* **INSTRUCTIONS FOR THE TASK**: Write out all of the entries that follow, word for word, but skip the pictures.

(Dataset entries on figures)
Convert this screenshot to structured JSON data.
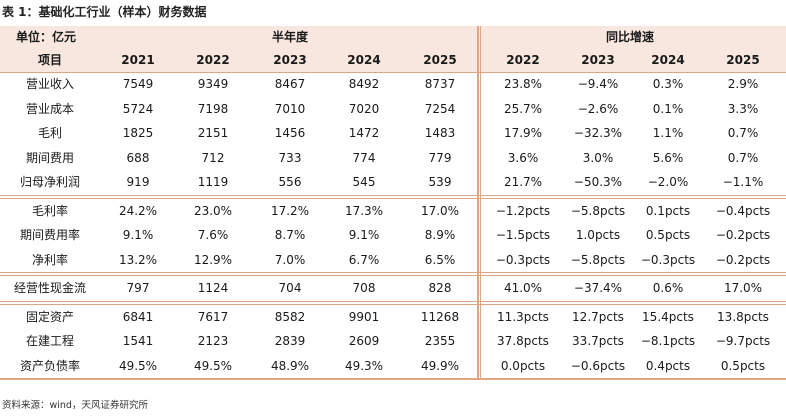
{
  "caption": "表 1：基础化工行业（样本）财务数据",
  "source": "资料来源：wind，天风证券研究所",
  "header": {
    "unit_label": "单位：亿元",
    "group_half_year": "半年度",
    "group_yoy": "同比增速",
    "item_label": "项目",
    "years": [
      "2021",
      "2022",
      "2023",
      "2024",
      "2025"
    ],
    "growth_years": [
      "2022",
      "2023",
      "2024",
      "2025"
    ]
  },
  "sections": [
    {
      "rows": [
        {
          "label": "营业收入",
          "values": [
            "7549",
            "9349",
            "8467",
            "8492",
            "8737"
          ],
          "growth": [
            "23.8%",
            "−9.4%",
            "0.3%",
            "2.9%"
          ]
        },
        {
          "label": "营业成本",
          "values": [
            "5724",
            "7198",
            "7010",
            "7020",
            "7254"
          ],
          "growth": [
            "25.7%",
            "−2.6%",
            "0.1%",
            "3.3%"
          ]
        },
        {
          "label": "毛利",
          "values": [
            "1825",
            "2151",
            "1456",
            "1472",
            "1483"
          ],
          "growth": [
            "17.9%",
            "−32.3%",
            "1.1%",
            "0.7%"
          ]
        },
        {
          "label": "期间费用",
          "values": [
            "688",
            "712",
            "733",
            "774",
            "779"
          ],
          "growth": [
            "3.6%",
            "3.0%",
            "5.6%",
            "0.7%"
          ]
        },
        {
          "label": "归母净利润",
          "values": [
            "919",
            "1119",
            "556",
            "545",
            "539"
          ],
          "growth": [
            "21.7%",
            "−50.3%",
            "−2.0%",
            "−1.1%"
          ]
        }
      ]
    },
    {
      "rows": [
        {
          "label": "毛利率",
          "values": [
            "24.2%",
            "23.0%",
            "17.2%",
            "17.3%",
            "17.0%"
          ],
          "growth": [
            "−1.2pcts",
            "−5.8pcts",
            "0.1pcts",
            "−0.4pcts"
          ]
        },
        {
          "label": "期间费用率",
          "values": [
            "9.1%",
            "7.6%",
            "8.7%",
            "9.1%",
            "8.9%"
          ],
          "growth": [
            "−1.5pcts",
            "1.0pcts",
            "0.5pcts",
            "−0.2pcts"
          ]
        },
        {
          "label": "净利率",
          "values": [
            "13.2%",
            "12.9%",
            "7.0%",
            "6.7%",
            "6.5%"
          ],
          "growth": [
            "−0.3pcts",
            "−5.8pcts",
            "−0.3pcts",
            "−0.2pcts"
          ]
        }
      ]
    },
    {
      "rows": [
        {
          "label": "经营性现金流",
          "values": [
            "797",
            "1124",
            "704",
            "708",
            "828"
          ],
          "growth": [
            "41.0%",
            "−37.4%",
            "0.6%",
            "17.0%"
          ]
        }
      ]
    },
    {
      "rows": [
        {
          "label": "固定资产",
          "values": [
            "6841",
            "7617",
            "8582",
            "9901",
            "11268"
          ],
          "growth": [
            "11.3pcts",
            "12.7pcts",
            "15.4pcts",
            "13.8pcts"
          ]
        },
        {
          "label": "在建工程",
          "values": [
            "1541",
            "2123",
            "2839",
            "2609",
            "2355"
          ],
          "growth": [
            "37.8pcts",
            "33.7pcts",
            "−8.1pcts",
            "−9.7pcts"
          ]
        },
        {
          "label": "资产负债率",
          "values": [
            "49.5%",
            "49.5%",
            "48.9%",
            "49.3%",
            "49.9%"
          ],
          "growth": [
            "0.0pcts",
            "−0.6pcts",
            "0.4pcts",
            "0.5pcts"
          ]
        }
      ]
    }
  ],
  "colors": {
    "header_bg": "#f7e7df",
    "rule": "#e0a585",
    "text": "#1a1a1a"
  }
}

* **OUTPUT BELOW**:
Convert this screenshot to structured JSON data.
{
  "caption": "表 1：基础化工行业（样本）财务数据",
  "source": "资料来源：wind，天风证券研究所",
  "header": {
    "unit_label": "单位：亿元",
    "group_half_year": "半年度",
    "group_yoy": "同比增速",
    "item_label": "项目",
    "years": [
      "2021",
      "2022",
      "2023",
      "2024",
      "2025"
    ],
    "growth_years": [
      "2022",
      "2023",
      "2024",
      "2025"
    ]
  },
  "sections": [
    {
      "rows": [
        {
          "label": "营业收入",
          "values": [
            "7549",
            "9349",
            "8467",
            "8492",
            "8737"
          ],
          "growth": [
            "23.8%",
            "−9.4%",
            "0.3%",
            "2.9%"
          ]
        },
        {
          "label": "营业成本",
          "values": [
            "5724",
            "7198",
            "7010",
            "7020",
            "7254"
          ],
          "growth": [
            "25.7%",
            "−2.6%",
            "0.1%",
            "3.3%"
          ]
        },
        {
          "label": "毛利",
          "values": [
            "1825",
            "2151",
            "1456",
            "1472",
            "1483"
          ],
          "growth": [
            "17.9%",
            "−32.3%",
            "1.1%",
            "0.7%"
          ]
        },
        {
          "label": "期间费用",
          "values": [
            "688",
            "712",
            "733",
            "774",
            "779"
          ],
          "growth": [
            "3.6%",
            "3.0%",
            "5.6%",
            "0.7%"
          ]
        },
        {
          "label": "归母净利润",
          "values": [
            "919",
            "1119",
            "556",
            "545",
            "539"
          ],
          "growth": [
            "21.7%",
            "−50.3%",
            "−2.0%",
            "−1.1%"
          ]
        }
      ]
    },
    {
      "rows": [
        {
          "label": "毛利率",
          "values": [
            "24.2%",
            "23.0%",
            "17.2%",
            "17.3%",
            "17.0%"
          ],
          "growth": [
            "−1.2pcts",
            "−5.8pcts",
            "0.1pcts",
            "−0.4pcts"
          ]
        },
        {
          "label": "期间费用率",
          "values": [
            "9.1%",
            "7.6%",
            "8.7%",
            "9.1%",
            "8.9%"
          ],
          "growth": [
            "−1.5pcts",
            "1.0pcts",
            "0.5pcts",
            "−0.2pcts"
          ]
        },
        {
          "label": "净利率",
          "values": [
            "13.2%",
            "12.9%",
            "7.0%",
            "6.7%",
            "6.5%"
          ],
          "growth": [
            "−0.3pcts",
            "−5.8pcts",
            "−0.3pcts",
            "−0.2pcts"
          ]
        }
      ]
    },
    {
      "rows": [
        {
          "label": "经营性现金流",
          "values": [
            "797",
            "1124",
            "704",
            "708",
            "828"
          ],
          "growth": [
            "41.0%",
            "−37.4%",
            "0.6%",
            "17.0%"
          ]
        }
      ]
    },
    {
      "rows": [
        {
          "label": "固定资产",
          "values": [
            "6841",
            "7617",
            "8582",
            "9901",
            "11268"
          ],
          "growth": [
            "11.3pcts",
            "12.7pcts",
            "15.4pcts",
            "13.8pcts"
          ]
        },
        {
          "label": "在建工程",
          "values": [
            "1541",
            "2123",
            "2839",
            "2609",
            "2355"
          ],
          "growth": [
            "37.8pcts",
            "33.7pcts",
            "−8.1pcts",
            "−9.7pcts"
          ]
        },
        {
          "label": "资产负债率",
          "values": [
            "49.5%",
            "49.5%",
            "48.9%",
            "49.3%",
            "49.9%"
          ],
          "growth": [
            "0.0pcts",
            "−0.6pcts",
            "0.4pcts",
            "0.5pcts"
          ]
        }
      ]
    }
  ],
  "colors": {
    "header_bg": "#f7e7df",
    "rule": "#e0a585",
    "text": "#1a1a1a"
  }
}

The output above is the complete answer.